GIVEN PROBLEM:
Show all lines that include the string "JSON"; copy each one.
Begin DATASET ROWS
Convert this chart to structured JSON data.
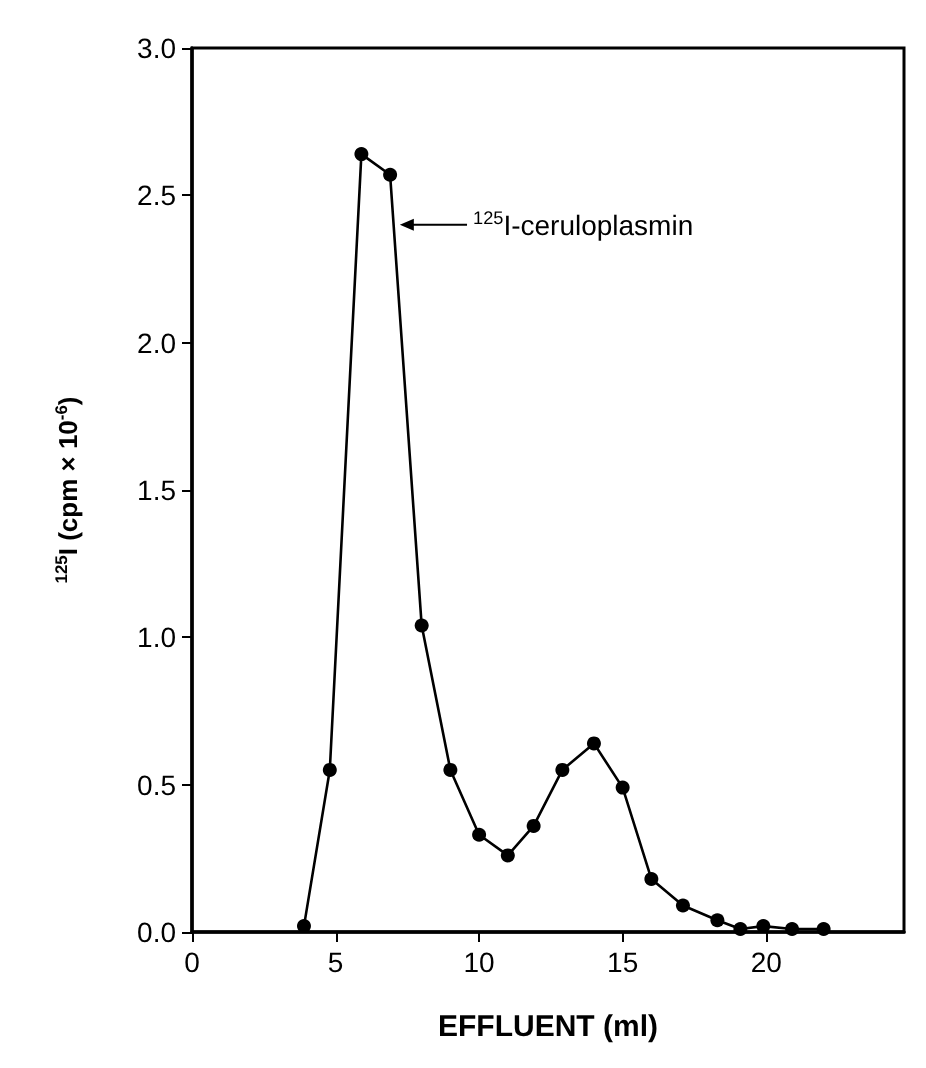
{
  "chart_data": {
    "type": "line",
    "xlabel": "EFFLUENT (ml)",
    "ylabel": "$^{125}$I (cpm × 10$^{-6}$)",
    "x": [
      3.9,
      4.8,
      5.9,
      6.9,
      8.0,
      9.0,
      10.0,
      11.0,
      11.9,
      12.9,
      14.0,
      15.0,
      16.0,
      17.1,
      18.3,
      19.1,
      19.9,
      20.9,
      22.0
    ],
    "series": [
      {
        "color": "#000000",
        "values": [
          0.02,
          0.55,
          2.64,
          2.57,
          1.04,
          0.55,
          0.33,
          0.26,
          0.36,
          0.55,
          0.64,
          0.49,
          0.18,
          0.09,
          0.04,
          0.01,
          0.02,
          0.01,
          0.01
        ]
      }
    ],
    "xlim": [
      0,
      24.8
    ],
    "xticks": [
      0,
      5,
      10,
      15,
      20
    ],
    "ylim": [
      0,
      3.0
    ],
    "yticks": [
      {
        "value": 0,
        "label": "0.0"
      },
      0.5,
      {
        "value": 1,
        "label": "1.0"
      },
      1.5,
      {
        "value": 2,
        "label": "2.0"
      },
      2.5,
      {
        "value": 3,
        "label": "3.0"
      }
    ],
    "annotations": [
      {
        "text": "$^{125}$I-ceruloplasmin",
        "x": 7.1,
        "y": 2.4
      }
    ],
    "marker": "circle",
    "line_style": "solid",
    "grid": false
  }
}
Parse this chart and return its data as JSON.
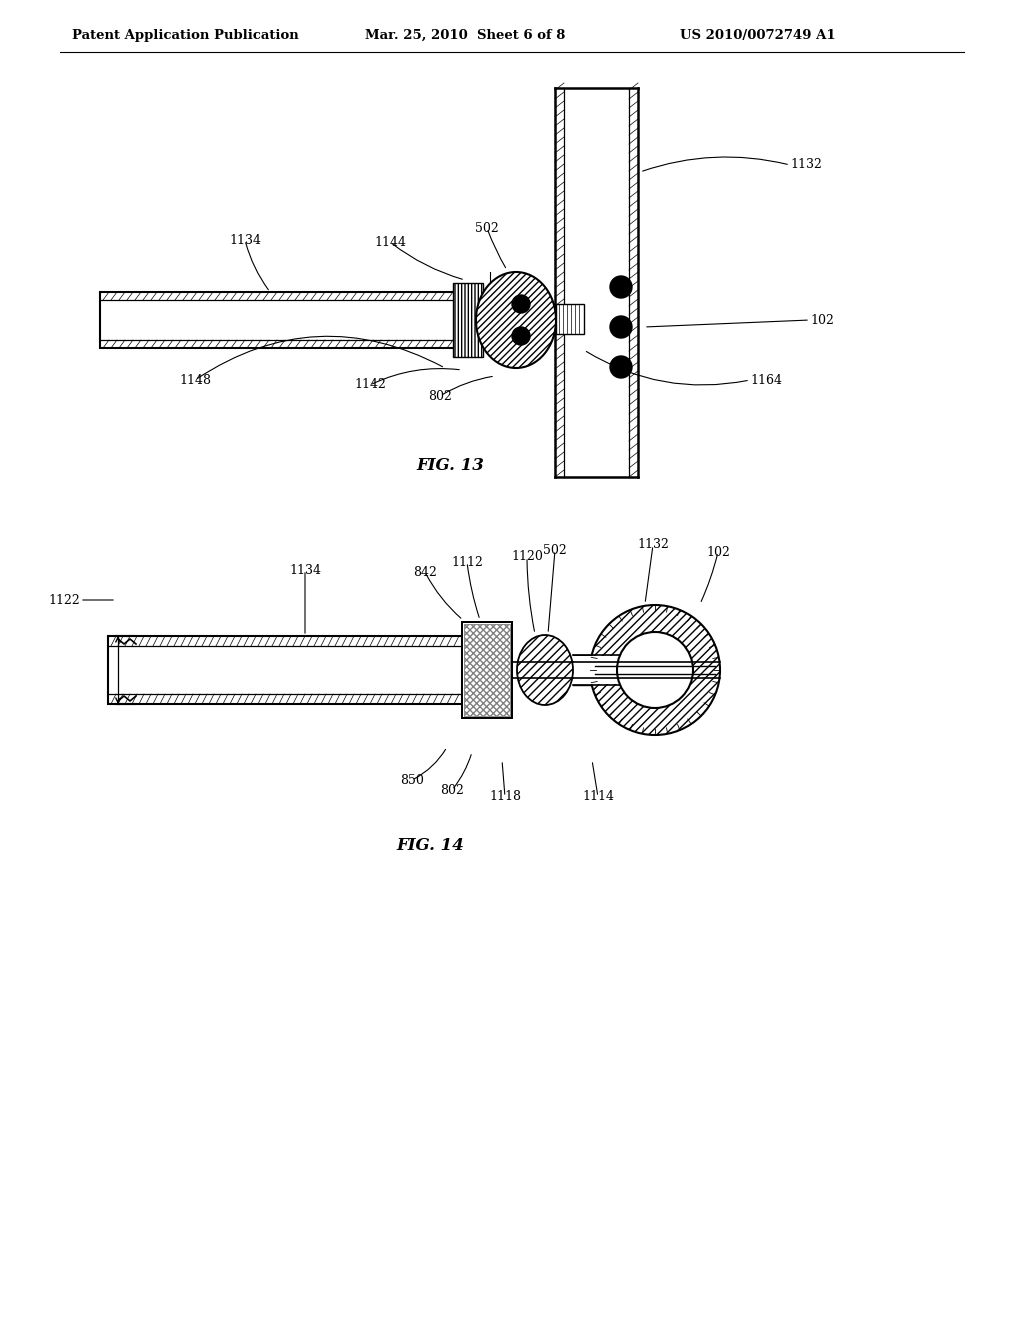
{
  "background_color": "#ffffff",
  "header_left": "Patent Application Publication",
  "header_center": "Mar. 25, 2010  Sheet 6 of 8",
  "header_right": "US 2010/0072749 A1",
  "fig13_label": "FIG. 13",
  "fig14_label": "FIG. 14",
  "line_color": "#000000"
}
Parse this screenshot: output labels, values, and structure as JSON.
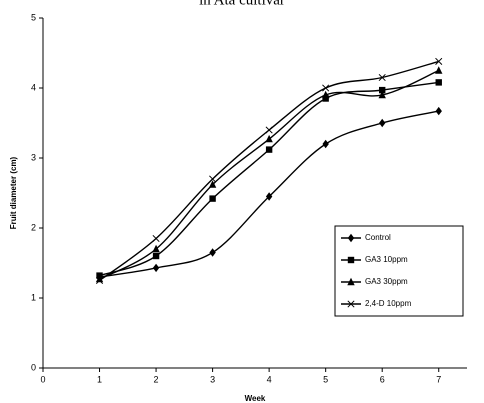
{
  "chart_data": {
    "type": "line",
    "title": "in Ata cultivar",
    "x_label": "Week",
    "y_label": "Fruit diameter (cm)",
    "x": [
      1,
      2,
      3,
      4,
      5,
      6,
      7
    ],
    "series": [
      {
        "name": "Control",
        "color": "#000000",
        "values": [
          1.3,
          1.43,
          1.65,
          2.45,
          3.2,
          3.5,
          3.67
        ]
      },
      {
        "name": "GA3 10ppm",
        "color": "#000000",
        "values": [
          1.32,
          1.6,
          2.42,
          3.12,
          3.85,
          3.97,
          4.08
        ]
      },
      {
        "name": "GA3 30ppm",
        "color": "#000000",
        "values": [
          1.27,
          1.7,
          2.62,
          3.27,
          3.9,
          3.9,
          4.25
        ]
      },
      {
        "name": "2,4-D 10ppm",
        "color": "#000000",
        "values": [
          1.25,
          1.85,
          2.7,
          3.4,
          4.0,
          4.15,
          4.38
        ]
      }
    ],
    "xlim": [
      0,
      7.5
    ],
    "xticks": [
      0,
      1,
      2,
      3,
      4,
      5,
      6,
      7
    ],
    "ylim": [
      0,
      5
    ],
    "yticks": [
      0,
      1,
      2,
      3,
      4,
      5
    ],
    "grid": false,
    "legend": "lower right"
  }
}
End DATASET ROWS
RESPONSE:
Convert this chart to structured JSON data.
Parse this chart and return its data as JSON.
Parse this screenshot: output labels, values, and structure as JSON.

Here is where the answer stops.